EXERCISE AIM: Write the data out again, exactly as given.
***** STORED DATA *****
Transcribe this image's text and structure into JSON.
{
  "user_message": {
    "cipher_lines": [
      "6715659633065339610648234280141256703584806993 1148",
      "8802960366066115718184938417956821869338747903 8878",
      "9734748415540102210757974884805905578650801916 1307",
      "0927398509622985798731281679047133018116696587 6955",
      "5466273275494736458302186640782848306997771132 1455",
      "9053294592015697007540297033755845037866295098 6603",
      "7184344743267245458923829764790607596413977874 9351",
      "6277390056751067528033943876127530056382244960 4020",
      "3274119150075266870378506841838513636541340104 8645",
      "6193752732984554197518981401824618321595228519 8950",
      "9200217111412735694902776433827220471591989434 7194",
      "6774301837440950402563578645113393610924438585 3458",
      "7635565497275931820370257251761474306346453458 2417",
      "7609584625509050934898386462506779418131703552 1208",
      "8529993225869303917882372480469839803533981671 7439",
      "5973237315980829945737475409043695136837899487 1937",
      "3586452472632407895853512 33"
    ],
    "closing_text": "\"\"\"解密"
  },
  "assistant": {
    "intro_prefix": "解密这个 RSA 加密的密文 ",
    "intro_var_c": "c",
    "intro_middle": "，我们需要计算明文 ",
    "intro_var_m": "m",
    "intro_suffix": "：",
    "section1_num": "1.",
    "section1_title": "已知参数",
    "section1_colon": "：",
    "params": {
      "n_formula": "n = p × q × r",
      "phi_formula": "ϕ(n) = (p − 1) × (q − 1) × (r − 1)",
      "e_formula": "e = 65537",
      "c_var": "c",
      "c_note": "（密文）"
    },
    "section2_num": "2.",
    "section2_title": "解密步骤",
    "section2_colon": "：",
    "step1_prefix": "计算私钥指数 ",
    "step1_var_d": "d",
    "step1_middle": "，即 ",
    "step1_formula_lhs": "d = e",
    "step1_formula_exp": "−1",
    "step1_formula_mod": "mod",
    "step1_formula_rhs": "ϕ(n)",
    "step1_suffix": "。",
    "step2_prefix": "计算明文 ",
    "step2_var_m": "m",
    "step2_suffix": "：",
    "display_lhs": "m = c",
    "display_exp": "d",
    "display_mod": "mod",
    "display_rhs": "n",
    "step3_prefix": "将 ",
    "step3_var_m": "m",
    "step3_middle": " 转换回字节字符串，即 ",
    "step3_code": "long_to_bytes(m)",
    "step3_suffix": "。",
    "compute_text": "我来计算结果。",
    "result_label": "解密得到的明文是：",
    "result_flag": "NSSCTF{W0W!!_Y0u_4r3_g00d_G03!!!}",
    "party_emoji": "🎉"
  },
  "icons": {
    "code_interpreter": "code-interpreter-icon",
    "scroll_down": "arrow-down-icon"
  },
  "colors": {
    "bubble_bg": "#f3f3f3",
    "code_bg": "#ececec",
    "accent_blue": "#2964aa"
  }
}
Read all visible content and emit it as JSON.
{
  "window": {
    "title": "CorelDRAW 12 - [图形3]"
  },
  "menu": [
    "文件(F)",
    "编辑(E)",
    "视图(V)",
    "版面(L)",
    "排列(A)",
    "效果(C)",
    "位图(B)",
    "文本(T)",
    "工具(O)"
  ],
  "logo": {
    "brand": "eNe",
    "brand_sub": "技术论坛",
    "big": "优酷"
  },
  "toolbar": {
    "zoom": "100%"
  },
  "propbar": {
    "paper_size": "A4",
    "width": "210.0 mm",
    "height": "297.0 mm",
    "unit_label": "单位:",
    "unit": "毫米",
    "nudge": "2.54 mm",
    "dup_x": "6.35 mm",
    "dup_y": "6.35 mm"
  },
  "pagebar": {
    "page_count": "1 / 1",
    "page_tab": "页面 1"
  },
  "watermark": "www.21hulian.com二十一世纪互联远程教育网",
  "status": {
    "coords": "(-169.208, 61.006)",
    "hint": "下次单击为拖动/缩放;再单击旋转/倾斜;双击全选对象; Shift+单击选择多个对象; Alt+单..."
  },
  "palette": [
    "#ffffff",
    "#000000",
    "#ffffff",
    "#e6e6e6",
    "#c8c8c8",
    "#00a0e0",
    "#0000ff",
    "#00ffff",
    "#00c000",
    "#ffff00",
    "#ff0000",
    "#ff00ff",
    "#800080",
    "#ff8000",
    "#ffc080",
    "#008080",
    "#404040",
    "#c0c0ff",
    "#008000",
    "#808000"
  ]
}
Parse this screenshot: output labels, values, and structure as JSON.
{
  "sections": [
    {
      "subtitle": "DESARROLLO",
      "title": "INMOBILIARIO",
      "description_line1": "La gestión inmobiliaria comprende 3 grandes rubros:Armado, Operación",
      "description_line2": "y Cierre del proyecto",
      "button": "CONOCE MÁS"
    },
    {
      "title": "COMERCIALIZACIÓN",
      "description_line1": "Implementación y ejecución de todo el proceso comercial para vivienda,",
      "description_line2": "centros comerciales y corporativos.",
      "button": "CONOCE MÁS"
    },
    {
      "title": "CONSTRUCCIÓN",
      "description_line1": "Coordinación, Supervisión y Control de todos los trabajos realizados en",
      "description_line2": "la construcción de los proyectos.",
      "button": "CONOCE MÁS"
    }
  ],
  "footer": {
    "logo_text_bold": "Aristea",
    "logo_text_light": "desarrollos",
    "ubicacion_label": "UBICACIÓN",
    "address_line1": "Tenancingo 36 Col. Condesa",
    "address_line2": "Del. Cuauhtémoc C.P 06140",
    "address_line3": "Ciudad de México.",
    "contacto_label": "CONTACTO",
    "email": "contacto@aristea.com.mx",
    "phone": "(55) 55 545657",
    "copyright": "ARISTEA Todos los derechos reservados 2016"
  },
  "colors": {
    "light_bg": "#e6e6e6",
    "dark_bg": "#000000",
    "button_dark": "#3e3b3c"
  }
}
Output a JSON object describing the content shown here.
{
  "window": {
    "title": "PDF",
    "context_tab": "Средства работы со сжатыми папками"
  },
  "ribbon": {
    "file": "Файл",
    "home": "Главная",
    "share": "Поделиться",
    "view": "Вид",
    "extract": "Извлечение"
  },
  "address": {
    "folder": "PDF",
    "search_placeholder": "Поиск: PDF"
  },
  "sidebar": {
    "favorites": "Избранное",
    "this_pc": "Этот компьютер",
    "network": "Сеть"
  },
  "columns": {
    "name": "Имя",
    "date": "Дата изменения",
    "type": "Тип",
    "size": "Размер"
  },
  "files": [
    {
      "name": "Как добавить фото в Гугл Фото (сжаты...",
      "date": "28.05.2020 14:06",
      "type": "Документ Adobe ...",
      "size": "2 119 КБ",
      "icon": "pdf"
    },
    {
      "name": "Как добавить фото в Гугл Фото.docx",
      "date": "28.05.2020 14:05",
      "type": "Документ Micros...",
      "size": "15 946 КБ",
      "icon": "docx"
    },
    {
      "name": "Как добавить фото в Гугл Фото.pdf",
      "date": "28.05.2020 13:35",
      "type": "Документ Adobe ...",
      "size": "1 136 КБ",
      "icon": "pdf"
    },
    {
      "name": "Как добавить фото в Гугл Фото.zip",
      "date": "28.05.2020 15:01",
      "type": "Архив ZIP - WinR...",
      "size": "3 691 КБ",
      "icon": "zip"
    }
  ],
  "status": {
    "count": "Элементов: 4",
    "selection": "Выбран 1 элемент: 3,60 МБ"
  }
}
*****
EXERCISE ANSWER:
Transcribe this image's text and structure into JSON.
{
  "user_message": {
    "cipher_lines": [
      "6715659633065339610648234280141256703584806993 1148",
      "8802960366066115718184938417956821869338747903 8878",
      "9734748415540102210757974884805905578650801916 1307",
      "0927398509622985798731281679047133018116696587 6955",
      "5466273275494736458302186640782848306997771132 1455",
      "9053294592015697007540297033755845037866295098 6603",
      "7184344743267245458923829764790607596413977874 9351",
      "6277390056751067528033943876127530056382244960 4020",
      "3274119150075266870378506841838513636541340104 8645",
      "6193752732984554197518981401824618321595228519 8950",
      "9200217111412735694902776433827220471591989434 7194",
      "6774301837440950402563578645113393610924438585 3458",
      "7635565497275931820370257251761474306346453458 2417",
      "7609584625509050934898386462506779418131703552 1208",
      "8529993225869303917882372480469839803533981671 7439",
      "5973237315980829945737475409043695136837899487 1937",
      "3586452472632407895853512 33"
    ],
    "closing_text": "\"\"\"解密"
  },
  "assistant": {
    "intro_prefix": "解密这个 RSA 加密的密文 ",
    "intro_var_c": "c",
    "intro_middle": "，我们需要计算明文 ",
    "intro_var_m": "m",
    "intro_suffix": "：",
    "section1_num": "1.",
    "section1_title": "已知参数",
    "section1_colon": "：",
    "params": {
      "n_formula": "n = p × q × r",
      "phi_formula": "ϕ(n) = (p − 1) × (q − 1) × (r − 1)",
      "e_formula": "e = 65537",
      "c_var": "c",
      "c_note": "（密文）"
    },
    "section2_num": "2.",
    "section2_title": "解密步骤",
    "section2_colon": "：",
    "step1_prefix": "计算私钥指数 ",
    "step1_var_d": "d",
    "step1_middle": "，即 ",
    "step1_formula_lhs": "d = e",
    "step1_formula_exp": "−1",
    "step1_formula_mod": "mod",
    "step1_formula_rhs": "ϕ(n)",
    "step1_suffix": "。",
    "step2_prefix": "计算明文 ",
    "step2_var_m": "m",
    "step2_suffix": "：",
    "display_lhs": "m = c",
    "display_exp": "d",
    "display_mod": "mod",
    "display_rhs": "n",
    "step3_prefix": "将 ",
    "step3_var_m": "m",
    "step3_middle": " 转换回字节字符串，即 ",
    "step3_code": "long_to_bytes(m)",
    "step3_suffix": "。",
    "compute_text": "我来计算结果。",
    "result_label": "解密得到的明文是：",
    "result_flag": "NSSCTF{W0W!!_Y0u_4r3_g00d_G03!!!}",
    "party_emoji": "🎉"
  },
  "icons": {
    "code_interpreter": "code-interpreter-icon",
    "scroll_down": "arrow-down-icon"
  },
  "colors": {
    "bubble_bg": "#f3f3f3",
    "code_bg": "#ececec",
    "accent_blue": "#2964aa"
  }
}
Read all visible content and emit it as JSON.
{
  "window": {
    "title": "CorelDRAW 12 - [图形3]"
  },
  "menu": [
    "文件(F)",
    "编辑(E)",
    "视图(V)",
    "版面(L)",
    "排列(A)",
    "效果(C)",
    "位图(B)",
    "文本(T)",
    "工具(O)"
  ],
  "logo": {
    "brand": "eNe",
    "brand_sub": "技术论坛",
    "big": "优酷"
  },
  "toolbar": {
    "zoom": "100%"
  },
  "propbar": {
    "paper_size": "A4",
    "width": "210.0 mm",
    "height": "297.0 mm",
    "unit_label": "单位:",
    "unit": "毫米",
    "nudge": "2.54 mm",
    "dup_x": "6.35 mm",
    "dup_y": "6.35 mm"
  },
  "pagebar": {
    "page_count": "1 / 1",
    "page_tab": "页面 1"
  },
  "watermark": "www.21hulian.com二十一世纪互联远程教育网",
  "status": {
    "coords": "(-169.208, 61.006)",
    "hint": "下次单击为拖动/缩放;再单击旋转/倾斜;双击全选对象; Shift+单击选择多个对象; Alt+单..."
  },
  "palette": [
    "#ffffff",
    "#000000",
    "#ffffff",
    "#e6e6e6",
    "#c8c8c8",
    "#00a0e0",
    "#0000ff",
    "#00ffff",
    "#00c000",
    "#ffff00",
    "#ff0000",
    "#ff00ff",
    "#800080",
    "#ff8000",
    "#ffc080",
    "#008080",
    "#404040",
    "#c0c0ff",
    "#008000",
    "#808000"
  ]
}
Parse this screenshot: output labels, values, and structure as JSON.
{
  "sections": [
    {
      "subtitle": "DESARROLLO",
      "title": "INMOBILIARIO",
      "description_line1": "La gestión inmobiliaria comprende 3 grandes rubros:Armado, Operación",
      "description_line2": "y Cierre del proyecto",
      "button": "CONOCE MÁS"
    },
    {
      "title": "COMERCIALIZACIÓN",
      "description_line1": "Implementación y ejecución de todo el proceso comercial para vivienda,",
      "description_line2": "centros comerciales y corporativos.",
      "button": "CONOCE MÁS"
    },
    {
      "title": "CONSTRUCCIÓN",
      "description_line1": "Coordinación, Supervisión y Control de todos los trabajos realizados en",
      "description_line2": "la construcción de los proyectos.",
      "button": "CONOCE MÁS"
    }
  ],
  "footer": {
    "logo_text_bold": "Aristea",
    "logo_text_light": "desarrollos",
    "ubicacion_label": "UBICACIÓN",
    "address_line1": "Tenancingo 36 Col. Condesa",
    "address_line2": "Del. Cuauhtémoc C.P 06140",
    "address_line3": "Ciudad de México.",
    "contacto_label": "CONTACTO",
    "email": "contacto@aristea.com.mx",
    "phone": "(55) 55 545657",
    "copyright": "ARISTEA Todos los derechos reservados 2016"
  },
  "colors": {
    "light_bg": "#e6e6e6",
    "dark_bg": "#000000",
    "button_dark": "#3e3b3c"
  }
}
Output a JSON object describing the content shown here.
{
  "window": {
    "title": "PDF",
    "context_tab": "Средства работы со сжатыми папками"
  },
  "ribbon": {
    "file": "Файл",
    "home": "Главная",
    "share": "Поделиться",
    "view": "Вид",
    "extract": "Извлечение"
  },
  "address": {
    "folder": "PDF",
    "search_placeholder": "Поиск: PDF"
  },
  "sidebar": {
    "favorites": "Избранное",
    "this_pc": "Этот компьютер",
    "network": "Сеть"
  },
  "columns": {
    "name": "Имя",
    "date": "Дата изменения",
    "type": "Тип",
    "size": "Размер"
  },
  "files": [
    {
      "name": "Как добавить фото в Гугл Фото (сжаты...",
      "date": "28.05.2020 14:06",
      "type": "Документ Adobe ...",
      "size": "2 119 КБ",
      "icon": "pdf"
    },
    {
      "name": "Как добавить фото в Гугл Фото.docx",
      "date": "28.05.2020 14:05",
      "type": "Документ Micros...",
      "size": "15 946 КБ",
      "icon": "docx"
    },
    {
      "name": "Как добавить фото в Гугл Фото.pdf",
      "date": "28.05.2020 13:35",
      "type": "Документ Adobe ...",
      "size": "1 136 КБ",
      "icon": "pdf"
    },
    {
      "name": "Как добавить фото в Гугл Фото.zip",
      "date": "28.05.2020 15:01",
      "type": "Архив ZIP - WinR...",
      "size": "3 691 КБ",
      "icon": "zip"
    }
  ],
  "status": {
    "count": "Элементов: 4",
    "selection": "Выбран 1 элемент: 3,60 МБ"
  }
}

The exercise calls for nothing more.